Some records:
※ ※ ※
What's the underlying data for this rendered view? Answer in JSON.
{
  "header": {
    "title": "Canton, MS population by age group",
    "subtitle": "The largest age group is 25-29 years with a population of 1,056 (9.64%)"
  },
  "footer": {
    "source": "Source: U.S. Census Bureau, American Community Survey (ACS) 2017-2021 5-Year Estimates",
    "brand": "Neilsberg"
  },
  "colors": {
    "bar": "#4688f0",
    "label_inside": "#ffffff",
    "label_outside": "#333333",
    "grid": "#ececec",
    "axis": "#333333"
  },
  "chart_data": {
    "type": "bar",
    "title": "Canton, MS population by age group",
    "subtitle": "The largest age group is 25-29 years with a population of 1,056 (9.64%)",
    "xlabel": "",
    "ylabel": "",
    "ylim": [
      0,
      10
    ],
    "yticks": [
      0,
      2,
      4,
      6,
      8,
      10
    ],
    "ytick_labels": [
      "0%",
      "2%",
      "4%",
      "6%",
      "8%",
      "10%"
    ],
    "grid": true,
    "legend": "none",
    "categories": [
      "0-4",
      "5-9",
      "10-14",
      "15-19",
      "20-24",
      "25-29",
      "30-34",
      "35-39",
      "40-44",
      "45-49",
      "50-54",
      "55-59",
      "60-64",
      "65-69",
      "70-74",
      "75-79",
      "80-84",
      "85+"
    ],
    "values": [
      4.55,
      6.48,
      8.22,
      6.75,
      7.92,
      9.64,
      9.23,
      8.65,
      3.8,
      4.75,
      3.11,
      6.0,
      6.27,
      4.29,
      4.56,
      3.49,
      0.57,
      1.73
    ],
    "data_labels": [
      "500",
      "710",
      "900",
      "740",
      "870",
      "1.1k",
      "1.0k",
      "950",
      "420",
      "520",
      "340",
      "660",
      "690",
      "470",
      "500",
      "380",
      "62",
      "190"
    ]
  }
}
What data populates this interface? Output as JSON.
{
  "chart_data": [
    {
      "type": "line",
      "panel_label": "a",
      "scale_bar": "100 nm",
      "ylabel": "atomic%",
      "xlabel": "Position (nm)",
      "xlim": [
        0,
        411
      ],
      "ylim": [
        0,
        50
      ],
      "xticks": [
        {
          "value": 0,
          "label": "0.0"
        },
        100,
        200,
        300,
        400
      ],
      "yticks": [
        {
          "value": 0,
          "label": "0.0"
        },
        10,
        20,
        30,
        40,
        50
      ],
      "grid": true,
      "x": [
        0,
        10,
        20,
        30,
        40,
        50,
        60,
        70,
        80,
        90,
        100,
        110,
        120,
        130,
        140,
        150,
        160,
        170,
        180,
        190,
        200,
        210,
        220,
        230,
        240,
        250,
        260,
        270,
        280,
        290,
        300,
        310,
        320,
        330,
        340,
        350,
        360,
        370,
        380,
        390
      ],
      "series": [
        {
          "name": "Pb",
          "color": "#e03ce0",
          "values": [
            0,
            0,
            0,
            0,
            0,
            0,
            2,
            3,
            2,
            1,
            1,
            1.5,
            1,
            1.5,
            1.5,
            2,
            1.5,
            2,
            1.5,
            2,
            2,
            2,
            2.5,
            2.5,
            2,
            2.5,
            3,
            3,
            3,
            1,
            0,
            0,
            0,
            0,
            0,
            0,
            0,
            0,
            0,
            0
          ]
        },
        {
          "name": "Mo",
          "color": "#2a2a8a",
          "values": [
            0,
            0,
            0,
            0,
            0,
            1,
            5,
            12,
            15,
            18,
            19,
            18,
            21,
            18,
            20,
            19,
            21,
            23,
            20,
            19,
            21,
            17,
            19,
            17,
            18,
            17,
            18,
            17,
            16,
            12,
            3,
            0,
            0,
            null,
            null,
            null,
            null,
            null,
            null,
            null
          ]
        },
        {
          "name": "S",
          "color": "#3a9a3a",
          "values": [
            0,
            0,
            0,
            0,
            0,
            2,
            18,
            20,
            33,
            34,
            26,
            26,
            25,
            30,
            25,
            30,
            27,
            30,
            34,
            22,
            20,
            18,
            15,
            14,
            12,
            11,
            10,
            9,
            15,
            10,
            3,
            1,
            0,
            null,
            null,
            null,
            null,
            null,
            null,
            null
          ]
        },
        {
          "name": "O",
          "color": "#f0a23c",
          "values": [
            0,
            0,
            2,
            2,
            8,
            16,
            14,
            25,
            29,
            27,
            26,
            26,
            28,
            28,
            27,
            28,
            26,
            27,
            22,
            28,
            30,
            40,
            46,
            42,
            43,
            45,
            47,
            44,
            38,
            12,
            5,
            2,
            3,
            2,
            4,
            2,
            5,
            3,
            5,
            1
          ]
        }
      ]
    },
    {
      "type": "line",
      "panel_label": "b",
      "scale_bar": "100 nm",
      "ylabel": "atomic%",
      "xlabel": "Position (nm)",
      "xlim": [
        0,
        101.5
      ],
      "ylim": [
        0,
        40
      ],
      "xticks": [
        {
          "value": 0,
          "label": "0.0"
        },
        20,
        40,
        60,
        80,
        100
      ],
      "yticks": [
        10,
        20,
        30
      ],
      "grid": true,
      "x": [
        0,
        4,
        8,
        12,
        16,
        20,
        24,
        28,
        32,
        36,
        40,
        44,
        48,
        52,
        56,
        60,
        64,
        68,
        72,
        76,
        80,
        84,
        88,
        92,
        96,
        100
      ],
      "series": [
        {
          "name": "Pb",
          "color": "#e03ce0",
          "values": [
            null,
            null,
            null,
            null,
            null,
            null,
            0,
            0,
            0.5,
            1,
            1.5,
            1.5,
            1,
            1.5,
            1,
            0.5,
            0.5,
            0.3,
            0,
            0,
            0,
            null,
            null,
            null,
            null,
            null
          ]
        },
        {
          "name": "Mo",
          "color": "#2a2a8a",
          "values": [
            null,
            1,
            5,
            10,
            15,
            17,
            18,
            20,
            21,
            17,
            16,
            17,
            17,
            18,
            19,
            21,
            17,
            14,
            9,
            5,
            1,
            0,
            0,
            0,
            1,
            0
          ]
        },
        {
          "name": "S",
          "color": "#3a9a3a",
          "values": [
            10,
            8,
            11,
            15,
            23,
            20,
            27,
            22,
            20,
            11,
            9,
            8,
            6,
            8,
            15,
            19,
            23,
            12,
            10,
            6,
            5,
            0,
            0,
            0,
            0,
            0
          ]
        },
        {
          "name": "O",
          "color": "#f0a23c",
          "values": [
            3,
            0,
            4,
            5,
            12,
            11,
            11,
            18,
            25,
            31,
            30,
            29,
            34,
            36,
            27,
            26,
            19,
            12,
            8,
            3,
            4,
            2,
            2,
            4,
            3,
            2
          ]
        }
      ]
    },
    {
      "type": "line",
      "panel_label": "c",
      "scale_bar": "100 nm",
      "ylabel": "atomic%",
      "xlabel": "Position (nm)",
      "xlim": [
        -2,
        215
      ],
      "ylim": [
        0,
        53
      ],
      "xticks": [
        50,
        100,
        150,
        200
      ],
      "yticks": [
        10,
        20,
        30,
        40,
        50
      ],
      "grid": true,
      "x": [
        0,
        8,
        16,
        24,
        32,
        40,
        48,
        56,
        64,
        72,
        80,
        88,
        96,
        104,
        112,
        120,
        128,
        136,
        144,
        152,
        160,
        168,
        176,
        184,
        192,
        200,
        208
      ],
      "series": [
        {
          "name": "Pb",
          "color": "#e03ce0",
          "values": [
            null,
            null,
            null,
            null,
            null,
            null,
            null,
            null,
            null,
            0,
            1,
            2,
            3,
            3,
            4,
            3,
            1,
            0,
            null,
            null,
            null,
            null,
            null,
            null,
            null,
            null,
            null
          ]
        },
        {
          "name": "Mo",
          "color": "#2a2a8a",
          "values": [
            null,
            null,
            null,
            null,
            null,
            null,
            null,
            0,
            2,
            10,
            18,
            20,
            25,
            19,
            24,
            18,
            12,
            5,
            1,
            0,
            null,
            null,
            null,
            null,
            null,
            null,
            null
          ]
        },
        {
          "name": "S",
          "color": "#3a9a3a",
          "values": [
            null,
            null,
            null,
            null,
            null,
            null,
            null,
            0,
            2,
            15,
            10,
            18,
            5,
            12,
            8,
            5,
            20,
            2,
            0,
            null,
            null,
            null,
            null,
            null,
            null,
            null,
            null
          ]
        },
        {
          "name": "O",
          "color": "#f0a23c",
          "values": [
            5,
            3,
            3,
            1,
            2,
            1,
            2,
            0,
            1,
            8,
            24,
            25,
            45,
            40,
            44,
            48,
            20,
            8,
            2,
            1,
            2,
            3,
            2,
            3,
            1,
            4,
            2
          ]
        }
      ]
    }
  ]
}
※ ※ ※
Required task: Tally the lines of the data that hold the string "population". Answer with the number and nothing more.

Task output: 4